*Aim of the exercise*
Make an exact copy of all the material below, apart from the pictures.

----- Listing

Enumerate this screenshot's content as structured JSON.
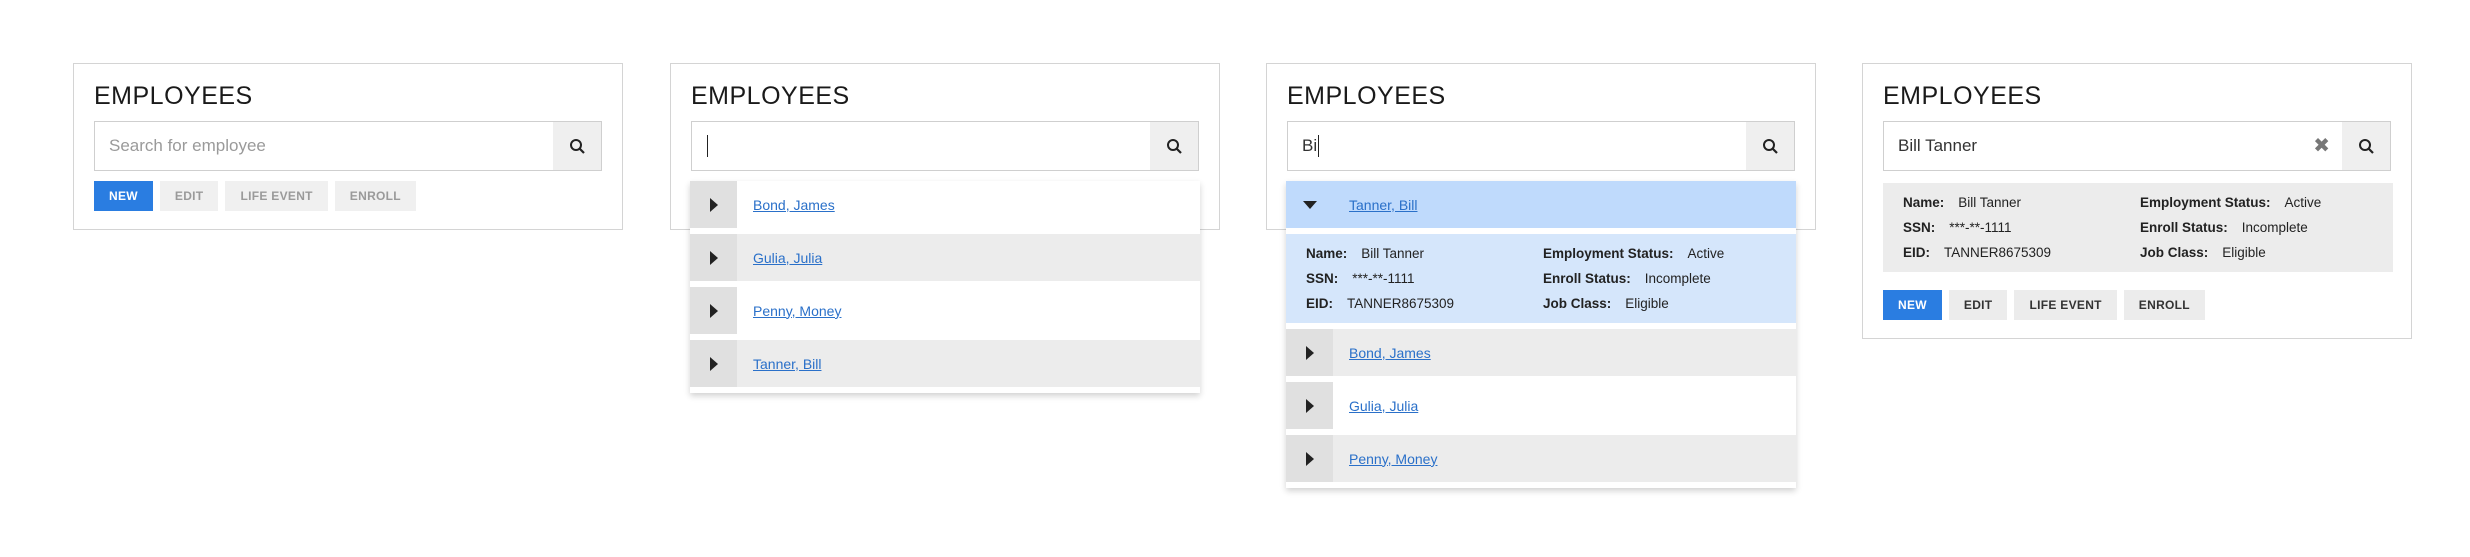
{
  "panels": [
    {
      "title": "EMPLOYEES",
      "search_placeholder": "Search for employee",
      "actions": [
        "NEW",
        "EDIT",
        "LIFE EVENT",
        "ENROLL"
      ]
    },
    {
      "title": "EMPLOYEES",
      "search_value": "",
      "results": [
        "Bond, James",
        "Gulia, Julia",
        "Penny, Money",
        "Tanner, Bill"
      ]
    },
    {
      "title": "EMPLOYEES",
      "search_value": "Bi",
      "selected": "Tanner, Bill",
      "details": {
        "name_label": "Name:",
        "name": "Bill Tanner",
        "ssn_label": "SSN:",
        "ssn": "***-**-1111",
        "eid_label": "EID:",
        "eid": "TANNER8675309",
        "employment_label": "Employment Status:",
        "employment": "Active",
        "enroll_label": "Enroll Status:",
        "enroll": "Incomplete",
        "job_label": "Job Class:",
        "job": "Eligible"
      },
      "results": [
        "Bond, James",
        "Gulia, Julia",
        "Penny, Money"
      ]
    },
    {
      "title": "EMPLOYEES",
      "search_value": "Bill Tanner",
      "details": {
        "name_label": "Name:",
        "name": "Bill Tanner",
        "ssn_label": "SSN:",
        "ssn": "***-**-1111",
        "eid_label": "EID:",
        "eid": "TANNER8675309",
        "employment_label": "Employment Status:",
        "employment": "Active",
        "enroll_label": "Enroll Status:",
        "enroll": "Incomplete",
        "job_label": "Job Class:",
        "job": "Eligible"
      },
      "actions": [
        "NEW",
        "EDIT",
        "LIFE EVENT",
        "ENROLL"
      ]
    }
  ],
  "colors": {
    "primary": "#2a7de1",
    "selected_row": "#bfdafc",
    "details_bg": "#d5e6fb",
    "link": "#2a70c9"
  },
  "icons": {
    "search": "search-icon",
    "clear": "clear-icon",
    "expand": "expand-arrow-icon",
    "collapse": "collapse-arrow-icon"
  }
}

----------

*Solution*
Enumerate this screenshot's content as structured JSON.
{
  "panels": [
    {
      "title": "EMPLOYEES",
      "search_placeholder": "Search for employee",
      "actions": [
        "NEW",
        "EDIT",
        "LIFE EVENT",
        "ENROLL"
      ]
    },
    {
      "title": "EMPLOYEES",
      "search_value": "",
      "results": [
        "Bond, James",
        "Gulia, Julia",
        "Penny, Money",
        "Tanner, Bill"
      ]
    },
    {
      "title": "EMPLOYEES",
      "search_value": "Bi",
      "selected": "Tanner, Bill",
      "details": {
        "name_label": "Name:",
        "name": "Bill Tanner",
        "ssn_label": "SSN:",
        "ssn": "***-**-1111",
        "eid_label": "EID:",
        "eid": "TANNER8675309",
        "employment_label": "Employment Status:",
        "employment": "Active",
        "enroll_label": "Enroll Status:",
        "enroll": "Incomplete",
        "job_label": "Job Class:",
        "job": "Eligible"
      },
      "results": [
        "Bond, James",
        "Gulia, Julia",
        "Penny, Money"
      ]
    },
    {
      "title": "EMPLOYEES",
      "search_value": "Bill Tanner",
      "details": {
        "name_label": "Name:",
        "name": "Bill Tanner",
        "ssn_label": "SSN:",
        "ssn": "***-**-1111",
        "eid_label": "EID:",
        "eid": "TANNER8675309",
        "employment_label": "Employment Status:",
        "employment": "Active",
        "enroll_label": "Enroll Status:",
        "enroll": "Incomplete",
        "job_label": "Job Class:",
        "job": "Eligible"
      },
      "actions": [
        "NEW",
        "EDIT",
        "LIFE EVENT",
        "ENROLL"
      ]
    }
  ],
  "colors": {
    "primary": "#2a7de1",
    "selected_row": "#bfdafc",
    "details_bg": "#d5e6fb",
    "link": "#2a70c9"
  },
  "icons": {
    "search": "search-icon",
    "clear": "clear-icon",
    "expand": "expand-arrow-icon",
    "collapse": "collapse-arrow-icon"
  }
}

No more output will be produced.